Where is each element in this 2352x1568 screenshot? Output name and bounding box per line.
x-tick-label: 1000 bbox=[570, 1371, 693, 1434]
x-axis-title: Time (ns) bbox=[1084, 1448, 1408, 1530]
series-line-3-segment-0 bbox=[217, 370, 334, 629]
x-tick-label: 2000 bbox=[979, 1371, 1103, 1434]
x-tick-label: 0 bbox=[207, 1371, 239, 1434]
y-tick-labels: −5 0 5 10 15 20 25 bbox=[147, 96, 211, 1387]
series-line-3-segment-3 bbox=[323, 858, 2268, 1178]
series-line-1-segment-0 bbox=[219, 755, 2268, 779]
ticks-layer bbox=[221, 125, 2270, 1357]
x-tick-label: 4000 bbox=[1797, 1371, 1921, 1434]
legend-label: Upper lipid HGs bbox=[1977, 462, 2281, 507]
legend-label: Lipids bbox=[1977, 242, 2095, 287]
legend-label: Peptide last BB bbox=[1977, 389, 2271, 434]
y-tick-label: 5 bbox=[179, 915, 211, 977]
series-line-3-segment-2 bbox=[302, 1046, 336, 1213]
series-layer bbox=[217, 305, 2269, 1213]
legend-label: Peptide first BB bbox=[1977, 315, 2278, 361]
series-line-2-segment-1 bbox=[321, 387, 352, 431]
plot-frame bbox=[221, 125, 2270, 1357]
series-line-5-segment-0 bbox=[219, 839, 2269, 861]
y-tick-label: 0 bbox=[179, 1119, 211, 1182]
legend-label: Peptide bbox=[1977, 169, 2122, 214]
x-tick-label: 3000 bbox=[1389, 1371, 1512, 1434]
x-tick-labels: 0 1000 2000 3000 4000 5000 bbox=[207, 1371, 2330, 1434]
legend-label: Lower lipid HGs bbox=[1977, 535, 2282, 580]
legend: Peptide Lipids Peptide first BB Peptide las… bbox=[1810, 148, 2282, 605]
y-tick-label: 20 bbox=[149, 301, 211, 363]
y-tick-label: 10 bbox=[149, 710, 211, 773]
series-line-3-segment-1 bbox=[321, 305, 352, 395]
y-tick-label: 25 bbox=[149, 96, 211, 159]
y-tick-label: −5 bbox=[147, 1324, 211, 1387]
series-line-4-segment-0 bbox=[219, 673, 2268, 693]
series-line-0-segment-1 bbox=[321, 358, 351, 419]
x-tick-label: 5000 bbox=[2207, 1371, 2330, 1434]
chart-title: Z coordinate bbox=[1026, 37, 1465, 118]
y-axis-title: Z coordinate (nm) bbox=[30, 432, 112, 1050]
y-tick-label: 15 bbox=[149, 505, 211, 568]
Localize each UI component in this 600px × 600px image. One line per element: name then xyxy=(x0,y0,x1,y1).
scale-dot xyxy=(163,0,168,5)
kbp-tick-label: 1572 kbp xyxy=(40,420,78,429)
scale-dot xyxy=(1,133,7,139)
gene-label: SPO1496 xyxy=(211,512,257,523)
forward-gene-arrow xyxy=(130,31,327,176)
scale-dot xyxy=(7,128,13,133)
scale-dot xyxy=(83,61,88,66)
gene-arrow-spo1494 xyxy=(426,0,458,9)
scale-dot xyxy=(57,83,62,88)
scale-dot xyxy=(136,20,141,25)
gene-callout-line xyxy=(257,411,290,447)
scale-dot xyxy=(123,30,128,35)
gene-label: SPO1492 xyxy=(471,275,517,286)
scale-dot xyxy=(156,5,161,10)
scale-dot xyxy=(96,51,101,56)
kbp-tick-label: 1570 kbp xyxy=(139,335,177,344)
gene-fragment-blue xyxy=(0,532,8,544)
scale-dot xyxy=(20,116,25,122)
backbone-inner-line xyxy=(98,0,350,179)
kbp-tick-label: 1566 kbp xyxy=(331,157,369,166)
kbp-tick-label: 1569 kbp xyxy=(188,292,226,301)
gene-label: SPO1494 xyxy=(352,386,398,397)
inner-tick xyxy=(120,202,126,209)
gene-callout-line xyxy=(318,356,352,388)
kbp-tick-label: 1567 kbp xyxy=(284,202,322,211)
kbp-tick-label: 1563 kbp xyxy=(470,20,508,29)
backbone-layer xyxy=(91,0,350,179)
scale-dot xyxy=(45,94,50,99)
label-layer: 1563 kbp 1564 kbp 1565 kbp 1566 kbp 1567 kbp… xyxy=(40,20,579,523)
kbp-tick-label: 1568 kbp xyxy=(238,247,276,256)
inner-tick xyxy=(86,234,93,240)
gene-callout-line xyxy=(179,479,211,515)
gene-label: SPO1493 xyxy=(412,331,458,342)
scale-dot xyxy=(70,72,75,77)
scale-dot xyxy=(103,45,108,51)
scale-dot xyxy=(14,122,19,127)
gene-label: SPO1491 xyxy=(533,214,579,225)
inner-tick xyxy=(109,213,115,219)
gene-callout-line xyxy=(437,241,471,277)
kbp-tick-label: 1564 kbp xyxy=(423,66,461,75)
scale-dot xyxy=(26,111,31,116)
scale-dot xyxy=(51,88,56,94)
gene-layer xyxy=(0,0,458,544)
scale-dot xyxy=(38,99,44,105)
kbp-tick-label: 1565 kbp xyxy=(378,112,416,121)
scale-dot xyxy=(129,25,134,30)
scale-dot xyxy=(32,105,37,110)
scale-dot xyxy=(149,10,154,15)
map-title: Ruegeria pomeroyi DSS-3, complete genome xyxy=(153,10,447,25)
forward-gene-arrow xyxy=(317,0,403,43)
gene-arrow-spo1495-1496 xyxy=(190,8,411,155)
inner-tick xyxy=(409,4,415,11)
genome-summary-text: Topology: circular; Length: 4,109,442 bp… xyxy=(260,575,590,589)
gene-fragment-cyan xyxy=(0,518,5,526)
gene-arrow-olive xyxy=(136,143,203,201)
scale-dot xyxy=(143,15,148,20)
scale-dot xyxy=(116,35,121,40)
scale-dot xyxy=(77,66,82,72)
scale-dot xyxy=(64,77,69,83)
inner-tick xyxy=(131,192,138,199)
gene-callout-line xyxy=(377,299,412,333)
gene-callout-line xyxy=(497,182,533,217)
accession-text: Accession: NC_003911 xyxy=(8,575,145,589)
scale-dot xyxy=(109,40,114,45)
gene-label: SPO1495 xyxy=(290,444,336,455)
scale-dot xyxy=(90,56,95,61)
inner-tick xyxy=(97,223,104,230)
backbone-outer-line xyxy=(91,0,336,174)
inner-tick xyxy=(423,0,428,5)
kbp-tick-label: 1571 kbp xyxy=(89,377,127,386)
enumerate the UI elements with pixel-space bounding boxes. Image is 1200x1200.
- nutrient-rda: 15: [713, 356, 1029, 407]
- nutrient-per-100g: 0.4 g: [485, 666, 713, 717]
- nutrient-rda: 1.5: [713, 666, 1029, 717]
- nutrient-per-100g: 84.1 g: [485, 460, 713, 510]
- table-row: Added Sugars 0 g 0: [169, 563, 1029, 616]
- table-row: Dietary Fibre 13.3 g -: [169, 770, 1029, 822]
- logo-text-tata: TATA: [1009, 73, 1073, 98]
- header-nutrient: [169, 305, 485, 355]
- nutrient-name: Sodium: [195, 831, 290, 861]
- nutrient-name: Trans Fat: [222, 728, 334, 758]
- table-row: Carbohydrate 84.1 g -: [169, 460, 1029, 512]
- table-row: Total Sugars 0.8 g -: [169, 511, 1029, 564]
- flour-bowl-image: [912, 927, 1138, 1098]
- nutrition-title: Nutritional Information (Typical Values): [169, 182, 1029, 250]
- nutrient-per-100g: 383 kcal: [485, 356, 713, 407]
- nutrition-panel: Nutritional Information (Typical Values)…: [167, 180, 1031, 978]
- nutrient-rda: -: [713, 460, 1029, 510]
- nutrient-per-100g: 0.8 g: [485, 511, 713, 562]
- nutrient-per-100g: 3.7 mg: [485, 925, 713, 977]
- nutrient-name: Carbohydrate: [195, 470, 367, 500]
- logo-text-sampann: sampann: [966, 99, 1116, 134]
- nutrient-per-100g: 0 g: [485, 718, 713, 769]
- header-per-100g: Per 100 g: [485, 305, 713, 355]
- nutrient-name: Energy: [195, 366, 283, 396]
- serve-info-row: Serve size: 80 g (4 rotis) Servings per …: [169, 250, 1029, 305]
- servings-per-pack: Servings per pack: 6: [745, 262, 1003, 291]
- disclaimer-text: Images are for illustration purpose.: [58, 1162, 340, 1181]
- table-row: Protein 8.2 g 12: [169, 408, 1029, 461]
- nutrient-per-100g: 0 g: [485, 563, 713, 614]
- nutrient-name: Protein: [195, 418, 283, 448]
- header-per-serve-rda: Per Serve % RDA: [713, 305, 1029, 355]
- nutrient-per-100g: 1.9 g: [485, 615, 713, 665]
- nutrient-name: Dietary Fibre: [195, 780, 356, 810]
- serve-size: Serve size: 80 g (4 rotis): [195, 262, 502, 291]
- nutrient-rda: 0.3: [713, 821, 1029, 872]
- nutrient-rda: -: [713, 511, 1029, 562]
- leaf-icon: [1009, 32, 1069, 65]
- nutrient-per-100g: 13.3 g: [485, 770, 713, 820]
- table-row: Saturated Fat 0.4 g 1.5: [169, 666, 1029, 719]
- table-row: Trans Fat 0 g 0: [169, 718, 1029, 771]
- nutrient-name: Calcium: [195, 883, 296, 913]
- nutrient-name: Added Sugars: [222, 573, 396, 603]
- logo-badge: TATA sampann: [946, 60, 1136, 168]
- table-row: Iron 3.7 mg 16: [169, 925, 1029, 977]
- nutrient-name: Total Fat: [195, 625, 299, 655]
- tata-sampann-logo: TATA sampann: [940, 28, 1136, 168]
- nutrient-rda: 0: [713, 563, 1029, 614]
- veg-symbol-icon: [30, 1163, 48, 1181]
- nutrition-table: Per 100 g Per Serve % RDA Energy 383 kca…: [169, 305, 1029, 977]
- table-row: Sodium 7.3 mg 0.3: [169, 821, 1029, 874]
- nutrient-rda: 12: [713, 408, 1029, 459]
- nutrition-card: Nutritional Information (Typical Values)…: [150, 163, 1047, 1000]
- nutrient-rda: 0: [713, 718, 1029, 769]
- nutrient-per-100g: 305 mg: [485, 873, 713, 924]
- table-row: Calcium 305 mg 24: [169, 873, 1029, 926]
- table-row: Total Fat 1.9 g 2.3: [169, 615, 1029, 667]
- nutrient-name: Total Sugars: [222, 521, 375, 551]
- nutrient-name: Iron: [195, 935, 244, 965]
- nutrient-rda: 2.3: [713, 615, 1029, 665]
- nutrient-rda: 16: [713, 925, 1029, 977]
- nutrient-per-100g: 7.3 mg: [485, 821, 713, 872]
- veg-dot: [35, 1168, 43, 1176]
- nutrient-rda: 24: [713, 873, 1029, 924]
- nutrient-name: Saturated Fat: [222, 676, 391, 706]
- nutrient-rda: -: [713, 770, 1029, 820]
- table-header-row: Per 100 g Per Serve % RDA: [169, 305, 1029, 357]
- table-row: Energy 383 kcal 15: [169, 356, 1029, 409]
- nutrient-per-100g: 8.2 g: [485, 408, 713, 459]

* [Required work] Among the lines of the entries above, count those containing the string "Sugars". Write the number alone.

* [Completed task] 4